◆ **What the exercise asks**
Determine the number of lines in the listing below where the string "this" occurs; answer with the number alone.

◆ **Record list**
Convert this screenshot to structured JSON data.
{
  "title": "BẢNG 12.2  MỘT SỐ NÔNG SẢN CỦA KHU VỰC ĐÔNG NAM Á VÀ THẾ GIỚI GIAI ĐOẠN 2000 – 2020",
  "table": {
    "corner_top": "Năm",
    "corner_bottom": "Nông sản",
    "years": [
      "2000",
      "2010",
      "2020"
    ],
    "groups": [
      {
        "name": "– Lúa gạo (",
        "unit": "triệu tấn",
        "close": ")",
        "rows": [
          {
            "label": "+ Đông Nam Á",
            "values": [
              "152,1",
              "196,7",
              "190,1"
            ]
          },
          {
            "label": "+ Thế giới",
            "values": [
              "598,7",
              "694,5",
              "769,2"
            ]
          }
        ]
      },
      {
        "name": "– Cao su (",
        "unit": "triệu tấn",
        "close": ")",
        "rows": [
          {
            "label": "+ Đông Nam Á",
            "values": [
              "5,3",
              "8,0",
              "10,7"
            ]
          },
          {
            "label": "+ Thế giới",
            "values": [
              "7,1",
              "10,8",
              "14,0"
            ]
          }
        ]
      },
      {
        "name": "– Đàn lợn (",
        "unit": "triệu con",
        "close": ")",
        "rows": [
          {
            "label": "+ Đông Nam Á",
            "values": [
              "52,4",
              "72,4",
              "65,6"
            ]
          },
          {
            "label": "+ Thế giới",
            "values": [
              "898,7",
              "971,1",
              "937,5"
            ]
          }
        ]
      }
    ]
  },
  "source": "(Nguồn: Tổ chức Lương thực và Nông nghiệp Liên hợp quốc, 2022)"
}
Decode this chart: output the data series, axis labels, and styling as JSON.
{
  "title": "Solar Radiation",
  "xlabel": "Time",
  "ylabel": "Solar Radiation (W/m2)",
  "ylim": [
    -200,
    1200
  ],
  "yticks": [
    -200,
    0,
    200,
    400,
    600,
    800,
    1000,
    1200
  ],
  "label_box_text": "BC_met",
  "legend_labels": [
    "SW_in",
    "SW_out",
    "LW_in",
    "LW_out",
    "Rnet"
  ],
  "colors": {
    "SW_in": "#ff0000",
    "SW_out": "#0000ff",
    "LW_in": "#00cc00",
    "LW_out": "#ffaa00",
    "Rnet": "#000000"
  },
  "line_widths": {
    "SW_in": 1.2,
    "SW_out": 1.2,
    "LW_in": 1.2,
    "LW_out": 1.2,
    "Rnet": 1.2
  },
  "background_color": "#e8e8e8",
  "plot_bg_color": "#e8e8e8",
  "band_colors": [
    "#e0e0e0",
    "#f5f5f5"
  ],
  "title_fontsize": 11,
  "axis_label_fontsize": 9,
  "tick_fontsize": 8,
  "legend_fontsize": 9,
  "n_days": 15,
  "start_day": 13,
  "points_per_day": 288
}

◆ **Reply**
2